*Listing:*
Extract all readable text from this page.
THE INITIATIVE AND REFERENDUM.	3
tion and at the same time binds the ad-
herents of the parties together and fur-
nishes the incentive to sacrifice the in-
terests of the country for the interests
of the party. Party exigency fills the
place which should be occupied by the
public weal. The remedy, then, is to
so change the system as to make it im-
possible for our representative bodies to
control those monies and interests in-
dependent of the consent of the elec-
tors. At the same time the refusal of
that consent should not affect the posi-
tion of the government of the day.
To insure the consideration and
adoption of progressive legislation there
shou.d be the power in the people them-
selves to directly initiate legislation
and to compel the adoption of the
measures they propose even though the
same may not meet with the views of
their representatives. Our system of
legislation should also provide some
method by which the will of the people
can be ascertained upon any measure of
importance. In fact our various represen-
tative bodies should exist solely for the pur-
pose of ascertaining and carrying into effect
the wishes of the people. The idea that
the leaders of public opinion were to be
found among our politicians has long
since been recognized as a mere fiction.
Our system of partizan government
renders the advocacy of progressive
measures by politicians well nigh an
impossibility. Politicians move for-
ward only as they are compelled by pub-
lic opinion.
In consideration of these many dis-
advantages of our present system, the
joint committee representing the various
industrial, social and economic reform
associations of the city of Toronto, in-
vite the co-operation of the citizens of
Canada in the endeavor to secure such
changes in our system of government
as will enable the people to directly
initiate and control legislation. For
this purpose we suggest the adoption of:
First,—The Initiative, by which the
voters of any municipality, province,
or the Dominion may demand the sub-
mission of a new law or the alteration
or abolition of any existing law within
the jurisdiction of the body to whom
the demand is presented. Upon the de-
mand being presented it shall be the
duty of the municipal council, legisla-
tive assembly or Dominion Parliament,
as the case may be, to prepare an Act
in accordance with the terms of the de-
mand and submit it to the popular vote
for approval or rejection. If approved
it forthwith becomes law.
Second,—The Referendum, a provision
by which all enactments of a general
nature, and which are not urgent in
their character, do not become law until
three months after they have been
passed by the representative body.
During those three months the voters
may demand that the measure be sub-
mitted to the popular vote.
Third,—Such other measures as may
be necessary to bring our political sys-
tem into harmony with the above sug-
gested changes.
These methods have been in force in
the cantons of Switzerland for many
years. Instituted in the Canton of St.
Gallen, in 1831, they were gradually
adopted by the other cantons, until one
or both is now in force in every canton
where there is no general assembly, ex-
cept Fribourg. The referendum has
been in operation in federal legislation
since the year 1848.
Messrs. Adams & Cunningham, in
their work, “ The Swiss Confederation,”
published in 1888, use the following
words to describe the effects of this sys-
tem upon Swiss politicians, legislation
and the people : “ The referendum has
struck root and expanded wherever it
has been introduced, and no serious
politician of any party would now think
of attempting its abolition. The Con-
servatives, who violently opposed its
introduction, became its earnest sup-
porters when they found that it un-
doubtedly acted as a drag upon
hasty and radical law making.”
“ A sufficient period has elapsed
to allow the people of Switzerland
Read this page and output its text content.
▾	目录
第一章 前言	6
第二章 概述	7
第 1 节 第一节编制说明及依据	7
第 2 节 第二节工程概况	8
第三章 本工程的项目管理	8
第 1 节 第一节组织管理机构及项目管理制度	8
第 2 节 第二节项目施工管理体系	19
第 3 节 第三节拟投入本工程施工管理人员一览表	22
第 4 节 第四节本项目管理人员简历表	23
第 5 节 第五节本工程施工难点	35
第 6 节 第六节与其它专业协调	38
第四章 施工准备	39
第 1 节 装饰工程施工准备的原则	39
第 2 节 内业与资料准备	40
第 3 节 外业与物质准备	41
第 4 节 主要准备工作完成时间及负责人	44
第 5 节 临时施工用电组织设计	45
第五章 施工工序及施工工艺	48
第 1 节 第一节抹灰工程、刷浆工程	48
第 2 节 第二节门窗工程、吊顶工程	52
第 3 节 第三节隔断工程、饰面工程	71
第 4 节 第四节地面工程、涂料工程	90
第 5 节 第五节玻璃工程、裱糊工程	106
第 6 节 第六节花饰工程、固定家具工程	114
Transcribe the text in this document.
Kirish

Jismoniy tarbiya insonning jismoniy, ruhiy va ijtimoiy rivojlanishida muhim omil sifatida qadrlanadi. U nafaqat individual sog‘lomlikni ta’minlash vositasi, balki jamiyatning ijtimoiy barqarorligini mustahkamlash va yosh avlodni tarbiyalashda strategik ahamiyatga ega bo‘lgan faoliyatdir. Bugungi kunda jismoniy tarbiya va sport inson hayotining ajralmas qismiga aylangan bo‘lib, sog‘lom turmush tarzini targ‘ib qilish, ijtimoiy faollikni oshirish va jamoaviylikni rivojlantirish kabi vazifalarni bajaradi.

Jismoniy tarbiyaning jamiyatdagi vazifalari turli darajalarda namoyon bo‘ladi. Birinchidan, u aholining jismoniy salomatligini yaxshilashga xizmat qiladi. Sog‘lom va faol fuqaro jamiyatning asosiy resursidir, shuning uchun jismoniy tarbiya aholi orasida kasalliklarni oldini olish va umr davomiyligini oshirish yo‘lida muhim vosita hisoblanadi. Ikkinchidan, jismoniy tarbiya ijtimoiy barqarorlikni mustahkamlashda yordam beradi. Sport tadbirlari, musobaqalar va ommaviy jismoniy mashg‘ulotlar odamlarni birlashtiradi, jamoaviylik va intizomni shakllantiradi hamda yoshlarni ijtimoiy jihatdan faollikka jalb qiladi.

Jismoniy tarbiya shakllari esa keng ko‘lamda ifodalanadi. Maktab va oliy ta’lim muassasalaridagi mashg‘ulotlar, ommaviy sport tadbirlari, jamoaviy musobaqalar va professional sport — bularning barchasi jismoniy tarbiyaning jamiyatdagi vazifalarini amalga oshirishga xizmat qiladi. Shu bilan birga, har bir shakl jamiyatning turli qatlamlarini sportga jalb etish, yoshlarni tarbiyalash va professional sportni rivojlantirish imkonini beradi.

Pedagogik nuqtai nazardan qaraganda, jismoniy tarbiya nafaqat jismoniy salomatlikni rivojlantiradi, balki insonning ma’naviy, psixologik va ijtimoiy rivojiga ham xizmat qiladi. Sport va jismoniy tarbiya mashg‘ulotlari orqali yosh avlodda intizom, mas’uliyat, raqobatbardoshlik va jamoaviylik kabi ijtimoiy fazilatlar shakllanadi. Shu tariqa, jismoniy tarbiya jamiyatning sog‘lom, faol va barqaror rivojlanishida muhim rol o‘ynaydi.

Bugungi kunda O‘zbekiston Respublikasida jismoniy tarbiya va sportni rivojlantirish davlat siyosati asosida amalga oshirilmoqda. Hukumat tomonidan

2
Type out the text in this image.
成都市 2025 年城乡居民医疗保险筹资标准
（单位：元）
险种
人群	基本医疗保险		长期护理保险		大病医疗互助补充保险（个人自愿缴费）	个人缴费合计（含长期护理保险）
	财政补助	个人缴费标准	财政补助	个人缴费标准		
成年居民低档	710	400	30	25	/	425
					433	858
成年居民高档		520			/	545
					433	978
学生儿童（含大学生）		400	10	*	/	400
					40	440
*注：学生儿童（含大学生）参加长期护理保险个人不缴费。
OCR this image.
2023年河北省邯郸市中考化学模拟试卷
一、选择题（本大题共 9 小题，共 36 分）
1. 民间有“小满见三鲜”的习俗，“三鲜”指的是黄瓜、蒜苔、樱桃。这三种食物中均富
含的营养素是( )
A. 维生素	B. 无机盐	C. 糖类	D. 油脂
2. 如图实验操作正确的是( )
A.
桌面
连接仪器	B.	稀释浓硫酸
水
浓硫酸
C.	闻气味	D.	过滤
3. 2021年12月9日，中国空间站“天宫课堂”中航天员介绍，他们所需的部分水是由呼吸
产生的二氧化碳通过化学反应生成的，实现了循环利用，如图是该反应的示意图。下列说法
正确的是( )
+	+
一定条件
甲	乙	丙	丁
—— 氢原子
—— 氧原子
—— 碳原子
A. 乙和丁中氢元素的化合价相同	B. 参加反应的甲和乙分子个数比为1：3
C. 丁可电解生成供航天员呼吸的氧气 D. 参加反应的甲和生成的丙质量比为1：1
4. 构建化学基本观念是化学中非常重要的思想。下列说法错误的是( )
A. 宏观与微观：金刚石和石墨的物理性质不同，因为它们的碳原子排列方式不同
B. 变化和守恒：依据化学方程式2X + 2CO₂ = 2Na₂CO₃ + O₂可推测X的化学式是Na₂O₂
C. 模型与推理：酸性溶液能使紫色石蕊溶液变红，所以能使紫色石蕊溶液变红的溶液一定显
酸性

*Problem requirements:* Everything from the line containing "OCR this image." through the final line of the listing, inclusive, must be reproduced exactly; leave out the rest.

*Result of this task:*
OCR this image.
2023年河北省邯郸市中考化学模拟试卷
一、选择题（本大题共 9 小题，共 36 分）
1. 民间有“小满见三鲜”的习俗，“三鲜”指的是黄瓜、蒜苔、樱桃。这三种食物中均富
含的营养素是( )
A. 维生素	B. 无机盐	C. 糖类	D. 油脂
2. 如图实验操作正确的是( )
A.
桌面
连接仪器	B.	稀释浓硫酸
水
浓硫酸
C.	闻气味	D.	过滤
3. 2021年12月9日，中国空间站“天宫课堂”中航天员介绍，他们所需的部分水是由呼吸
产生的二氧化碳通过化学反应生成的，实现了循环利用，如图是该反应的示意图。下列说法
正确的是( )
+	+
一定条件
甲	乙	丙	丁
—— 氢原子
—— 氧原子
—— 碳原子
A. 乙和丁中氢元素的化合价相同	B. 参加反应的甲和乙分子个数比为1：3
C. 丁可电解生成供航天员呼吸的氧气 D. 参加反应的甲和生成的丙质量比为1：1
4. 构建化学基本观念是化学中非常重要的思想。下列说法错误的是( )
A. 宏观与微观：金刚石和石墨的物理性质不同，因为它们的碳原子排列方式不同
B. 变化和守恒：依据化学方程式2X + 2CO₂ = 2Na₂CO₃ + O₂可推测X的化学式是Na₂O₂
C. 模型与推理：酸性溶液能使紫色石蕊溶液变红，所以能使紫色石蕊溶液变红的溶液一定显
酸性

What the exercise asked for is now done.